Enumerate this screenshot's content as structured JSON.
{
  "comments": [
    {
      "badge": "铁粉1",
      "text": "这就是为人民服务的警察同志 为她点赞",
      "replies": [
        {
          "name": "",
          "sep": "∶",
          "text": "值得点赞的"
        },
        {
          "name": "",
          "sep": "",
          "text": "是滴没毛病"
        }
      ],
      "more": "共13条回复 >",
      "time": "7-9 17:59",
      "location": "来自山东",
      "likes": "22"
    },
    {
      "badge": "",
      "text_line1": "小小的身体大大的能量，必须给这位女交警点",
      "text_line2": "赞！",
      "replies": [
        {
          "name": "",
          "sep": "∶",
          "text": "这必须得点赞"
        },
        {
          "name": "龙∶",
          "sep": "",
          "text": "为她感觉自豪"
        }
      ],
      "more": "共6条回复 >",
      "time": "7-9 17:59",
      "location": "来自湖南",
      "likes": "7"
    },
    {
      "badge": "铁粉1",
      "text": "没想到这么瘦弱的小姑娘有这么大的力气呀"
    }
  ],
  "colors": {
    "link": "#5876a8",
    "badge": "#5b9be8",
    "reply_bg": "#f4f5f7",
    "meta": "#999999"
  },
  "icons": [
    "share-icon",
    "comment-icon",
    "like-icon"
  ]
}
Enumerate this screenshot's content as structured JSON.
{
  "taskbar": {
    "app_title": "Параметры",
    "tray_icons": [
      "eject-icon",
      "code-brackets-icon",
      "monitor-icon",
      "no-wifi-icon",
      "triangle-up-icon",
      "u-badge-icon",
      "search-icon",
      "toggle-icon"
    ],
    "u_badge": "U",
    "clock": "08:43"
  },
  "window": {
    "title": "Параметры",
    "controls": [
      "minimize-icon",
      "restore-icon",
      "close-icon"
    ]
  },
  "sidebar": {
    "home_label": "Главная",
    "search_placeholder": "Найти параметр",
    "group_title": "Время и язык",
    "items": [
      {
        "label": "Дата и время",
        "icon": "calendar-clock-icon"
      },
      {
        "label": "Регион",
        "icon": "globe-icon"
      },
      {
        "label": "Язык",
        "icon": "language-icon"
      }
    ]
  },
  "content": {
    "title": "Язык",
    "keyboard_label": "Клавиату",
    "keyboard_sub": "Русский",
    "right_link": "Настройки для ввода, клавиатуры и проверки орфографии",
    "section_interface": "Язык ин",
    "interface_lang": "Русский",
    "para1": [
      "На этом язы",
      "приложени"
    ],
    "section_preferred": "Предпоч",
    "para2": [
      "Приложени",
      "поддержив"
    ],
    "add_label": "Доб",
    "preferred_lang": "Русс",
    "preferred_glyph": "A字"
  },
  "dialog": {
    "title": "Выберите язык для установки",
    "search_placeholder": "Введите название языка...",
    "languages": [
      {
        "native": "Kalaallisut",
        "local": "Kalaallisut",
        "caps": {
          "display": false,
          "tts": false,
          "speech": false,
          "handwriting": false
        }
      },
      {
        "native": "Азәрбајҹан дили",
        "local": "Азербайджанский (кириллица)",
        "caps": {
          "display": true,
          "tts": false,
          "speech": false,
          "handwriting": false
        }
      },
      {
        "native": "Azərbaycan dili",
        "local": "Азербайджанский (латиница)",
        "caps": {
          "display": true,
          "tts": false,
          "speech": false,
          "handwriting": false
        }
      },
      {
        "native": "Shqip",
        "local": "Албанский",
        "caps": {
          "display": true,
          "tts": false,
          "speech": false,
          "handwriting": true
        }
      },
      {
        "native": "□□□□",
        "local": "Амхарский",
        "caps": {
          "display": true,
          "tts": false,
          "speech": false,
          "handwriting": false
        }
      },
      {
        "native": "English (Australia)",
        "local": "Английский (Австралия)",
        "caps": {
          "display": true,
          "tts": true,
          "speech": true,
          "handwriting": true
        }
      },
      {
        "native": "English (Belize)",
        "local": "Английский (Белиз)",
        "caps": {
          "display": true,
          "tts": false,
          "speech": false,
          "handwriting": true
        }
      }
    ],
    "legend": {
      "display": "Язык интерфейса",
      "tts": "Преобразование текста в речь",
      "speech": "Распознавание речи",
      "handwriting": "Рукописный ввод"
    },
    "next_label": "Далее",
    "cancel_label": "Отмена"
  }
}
----
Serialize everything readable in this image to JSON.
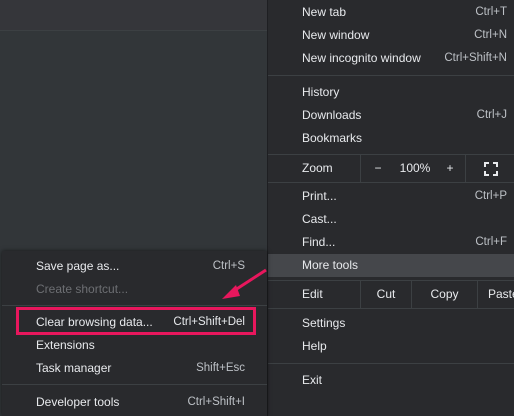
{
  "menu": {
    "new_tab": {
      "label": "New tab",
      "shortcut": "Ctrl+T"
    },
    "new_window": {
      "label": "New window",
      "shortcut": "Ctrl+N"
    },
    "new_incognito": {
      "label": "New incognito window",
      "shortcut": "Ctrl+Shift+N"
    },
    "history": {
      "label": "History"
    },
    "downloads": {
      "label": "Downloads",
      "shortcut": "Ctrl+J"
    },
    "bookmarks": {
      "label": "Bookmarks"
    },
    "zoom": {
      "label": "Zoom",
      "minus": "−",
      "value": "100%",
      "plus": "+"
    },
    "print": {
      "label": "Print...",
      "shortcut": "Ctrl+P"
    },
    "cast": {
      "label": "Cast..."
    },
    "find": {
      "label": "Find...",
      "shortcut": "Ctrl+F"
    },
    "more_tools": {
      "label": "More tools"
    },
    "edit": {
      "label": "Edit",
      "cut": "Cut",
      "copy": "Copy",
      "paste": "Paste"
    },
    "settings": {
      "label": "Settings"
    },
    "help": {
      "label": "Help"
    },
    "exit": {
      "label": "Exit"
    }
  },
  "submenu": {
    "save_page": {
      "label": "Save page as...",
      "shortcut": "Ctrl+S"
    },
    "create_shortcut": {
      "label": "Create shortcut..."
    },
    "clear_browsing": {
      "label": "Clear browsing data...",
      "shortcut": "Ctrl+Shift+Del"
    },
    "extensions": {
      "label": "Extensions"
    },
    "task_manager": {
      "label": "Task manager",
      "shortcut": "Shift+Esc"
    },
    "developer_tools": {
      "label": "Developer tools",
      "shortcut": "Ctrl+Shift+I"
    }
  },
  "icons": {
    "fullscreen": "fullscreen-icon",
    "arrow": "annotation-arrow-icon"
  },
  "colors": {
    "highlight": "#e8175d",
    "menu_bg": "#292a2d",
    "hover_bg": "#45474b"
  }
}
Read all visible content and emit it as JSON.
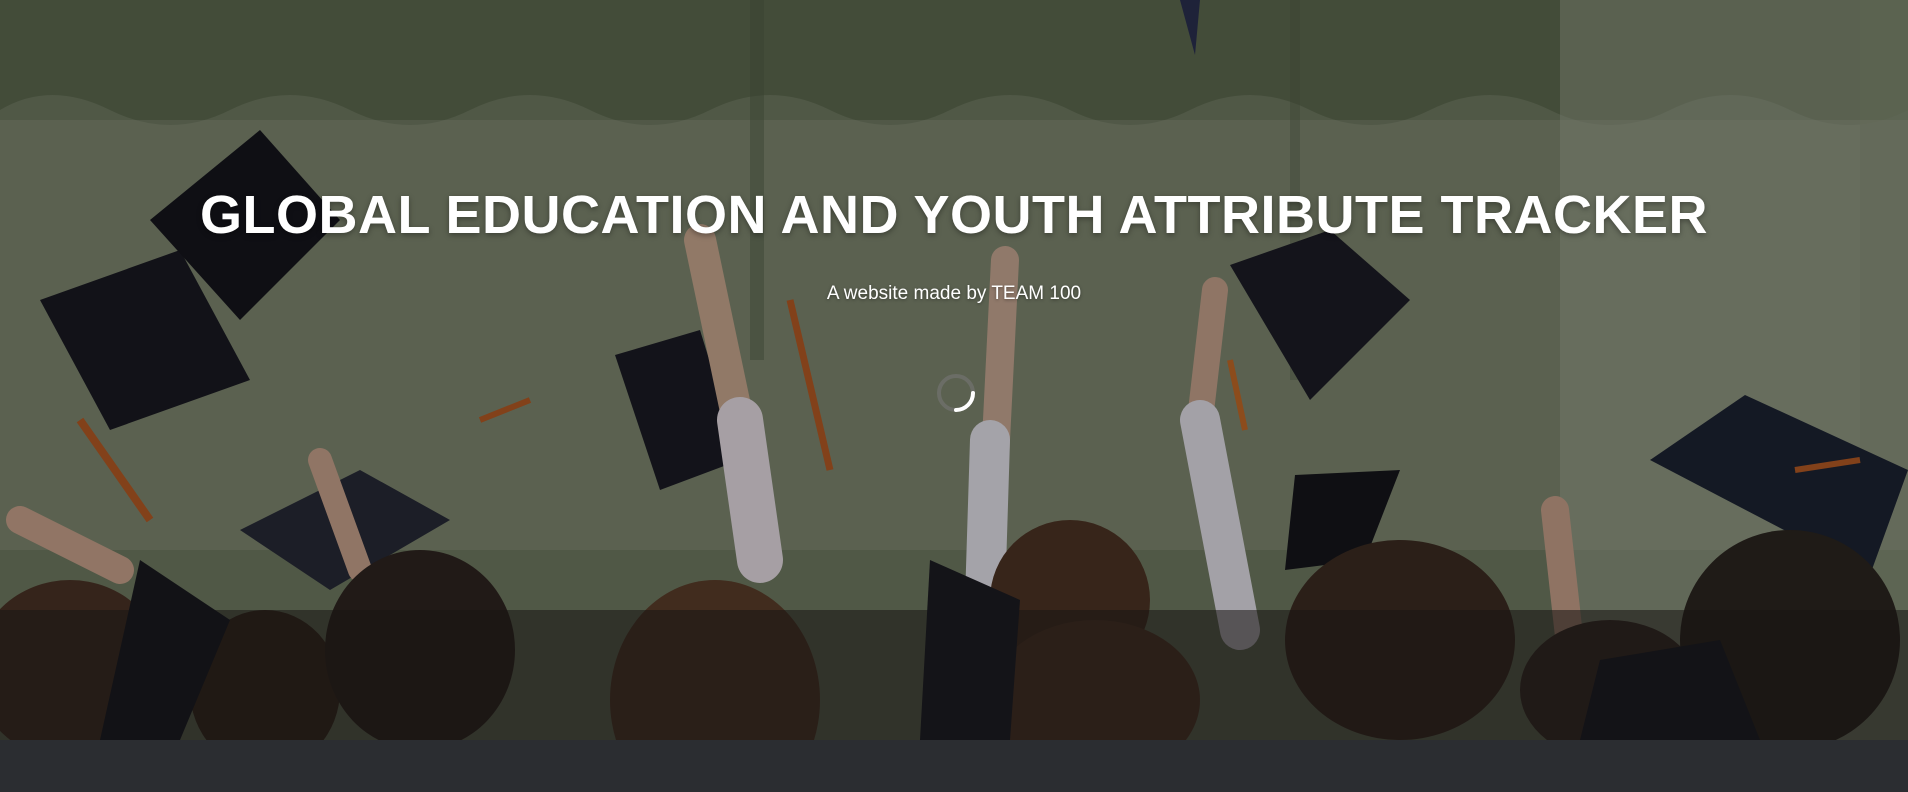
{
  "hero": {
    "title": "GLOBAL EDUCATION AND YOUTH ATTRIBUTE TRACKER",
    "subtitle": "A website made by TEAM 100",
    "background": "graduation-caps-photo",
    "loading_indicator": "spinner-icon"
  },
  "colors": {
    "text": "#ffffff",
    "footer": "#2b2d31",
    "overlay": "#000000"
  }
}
----
▸ **Task requirements**:
Scan the entries above. Copy each line that has the string "English".

▸ **Result of this task**:
        "native": "English (Australia)",
        "native": "English (Belize)",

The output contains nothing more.